(Dataset rows)
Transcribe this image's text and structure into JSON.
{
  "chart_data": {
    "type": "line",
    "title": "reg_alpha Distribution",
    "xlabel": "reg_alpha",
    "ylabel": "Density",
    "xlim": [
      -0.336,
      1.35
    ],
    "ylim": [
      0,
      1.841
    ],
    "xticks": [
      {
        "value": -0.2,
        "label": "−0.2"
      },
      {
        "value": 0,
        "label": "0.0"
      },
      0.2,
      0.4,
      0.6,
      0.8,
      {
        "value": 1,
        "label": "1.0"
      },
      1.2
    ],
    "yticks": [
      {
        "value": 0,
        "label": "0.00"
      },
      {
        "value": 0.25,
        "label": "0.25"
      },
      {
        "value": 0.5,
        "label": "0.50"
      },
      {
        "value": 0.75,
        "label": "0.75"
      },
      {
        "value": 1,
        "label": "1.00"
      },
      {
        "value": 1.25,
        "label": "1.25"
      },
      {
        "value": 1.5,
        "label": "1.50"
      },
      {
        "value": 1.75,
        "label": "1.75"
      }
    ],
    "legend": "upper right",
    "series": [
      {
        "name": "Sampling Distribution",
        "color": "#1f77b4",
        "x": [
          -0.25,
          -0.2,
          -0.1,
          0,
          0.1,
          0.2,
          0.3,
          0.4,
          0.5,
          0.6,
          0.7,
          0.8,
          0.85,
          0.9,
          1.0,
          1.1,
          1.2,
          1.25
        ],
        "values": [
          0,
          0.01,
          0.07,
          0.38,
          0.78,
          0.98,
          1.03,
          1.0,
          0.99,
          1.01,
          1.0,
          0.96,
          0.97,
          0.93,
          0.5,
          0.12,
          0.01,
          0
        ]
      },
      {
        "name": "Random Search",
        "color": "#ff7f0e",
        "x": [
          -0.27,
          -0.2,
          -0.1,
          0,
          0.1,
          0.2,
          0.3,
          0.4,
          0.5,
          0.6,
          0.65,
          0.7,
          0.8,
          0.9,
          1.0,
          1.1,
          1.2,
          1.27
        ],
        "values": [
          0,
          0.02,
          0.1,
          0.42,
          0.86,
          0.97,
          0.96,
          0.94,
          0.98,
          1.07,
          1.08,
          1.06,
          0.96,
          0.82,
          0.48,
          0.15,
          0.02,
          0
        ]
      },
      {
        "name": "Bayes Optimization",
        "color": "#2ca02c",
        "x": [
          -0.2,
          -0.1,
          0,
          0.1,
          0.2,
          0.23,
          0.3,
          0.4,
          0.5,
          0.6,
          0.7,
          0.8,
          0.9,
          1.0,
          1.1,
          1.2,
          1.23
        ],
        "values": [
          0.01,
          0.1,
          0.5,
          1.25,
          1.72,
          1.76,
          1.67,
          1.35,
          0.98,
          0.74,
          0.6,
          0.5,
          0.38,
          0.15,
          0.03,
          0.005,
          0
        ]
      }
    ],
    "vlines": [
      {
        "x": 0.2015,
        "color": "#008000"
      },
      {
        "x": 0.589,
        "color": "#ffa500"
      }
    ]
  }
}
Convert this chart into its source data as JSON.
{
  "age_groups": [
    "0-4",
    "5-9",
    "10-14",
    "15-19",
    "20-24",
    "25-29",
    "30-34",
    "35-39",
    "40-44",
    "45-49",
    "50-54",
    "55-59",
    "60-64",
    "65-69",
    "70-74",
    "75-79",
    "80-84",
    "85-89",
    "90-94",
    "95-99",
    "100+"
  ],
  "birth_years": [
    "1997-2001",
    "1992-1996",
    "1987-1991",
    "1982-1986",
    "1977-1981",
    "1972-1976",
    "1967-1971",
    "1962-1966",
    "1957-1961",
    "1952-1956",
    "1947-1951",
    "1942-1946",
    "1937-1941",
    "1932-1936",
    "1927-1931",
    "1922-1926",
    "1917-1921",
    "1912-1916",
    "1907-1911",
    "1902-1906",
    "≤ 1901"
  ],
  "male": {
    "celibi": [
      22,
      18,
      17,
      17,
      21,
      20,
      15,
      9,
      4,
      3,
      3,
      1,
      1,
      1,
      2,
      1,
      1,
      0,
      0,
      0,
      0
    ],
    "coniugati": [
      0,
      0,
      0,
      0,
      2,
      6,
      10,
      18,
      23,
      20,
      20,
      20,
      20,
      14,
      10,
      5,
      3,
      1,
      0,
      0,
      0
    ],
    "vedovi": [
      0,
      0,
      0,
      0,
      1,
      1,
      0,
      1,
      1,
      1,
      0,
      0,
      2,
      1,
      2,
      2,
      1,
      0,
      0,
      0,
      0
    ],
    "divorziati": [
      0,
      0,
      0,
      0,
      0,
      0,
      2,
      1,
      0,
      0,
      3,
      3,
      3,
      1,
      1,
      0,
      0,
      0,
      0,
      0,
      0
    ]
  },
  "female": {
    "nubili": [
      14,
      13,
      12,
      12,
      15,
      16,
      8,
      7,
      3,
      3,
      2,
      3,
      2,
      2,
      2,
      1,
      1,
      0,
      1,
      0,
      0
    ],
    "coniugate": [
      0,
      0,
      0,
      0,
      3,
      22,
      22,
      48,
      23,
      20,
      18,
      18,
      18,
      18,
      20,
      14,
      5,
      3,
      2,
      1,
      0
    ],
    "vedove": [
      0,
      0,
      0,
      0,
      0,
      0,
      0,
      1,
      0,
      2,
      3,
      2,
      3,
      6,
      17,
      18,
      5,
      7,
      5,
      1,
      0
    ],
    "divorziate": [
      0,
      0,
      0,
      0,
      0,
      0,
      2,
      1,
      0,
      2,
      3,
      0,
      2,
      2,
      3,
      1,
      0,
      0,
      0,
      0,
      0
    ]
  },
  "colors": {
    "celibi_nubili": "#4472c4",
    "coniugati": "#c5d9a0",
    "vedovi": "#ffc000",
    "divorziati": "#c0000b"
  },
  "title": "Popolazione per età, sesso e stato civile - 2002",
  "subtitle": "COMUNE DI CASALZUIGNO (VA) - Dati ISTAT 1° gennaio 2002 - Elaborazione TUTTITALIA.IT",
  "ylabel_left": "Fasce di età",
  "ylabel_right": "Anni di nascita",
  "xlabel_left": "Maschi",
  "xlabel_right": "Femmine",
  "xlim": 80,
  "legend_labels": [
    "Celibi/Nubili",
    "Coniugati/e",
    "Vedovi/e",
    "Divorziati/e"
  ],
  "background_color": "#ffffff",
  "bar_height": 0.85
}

**Request**:
Search the listing for the string "into". Copy each line where it turns up.

**Expected answer**:
Transcribe this image's text and structure into JSON.
Convert this chart into its source data as JSON.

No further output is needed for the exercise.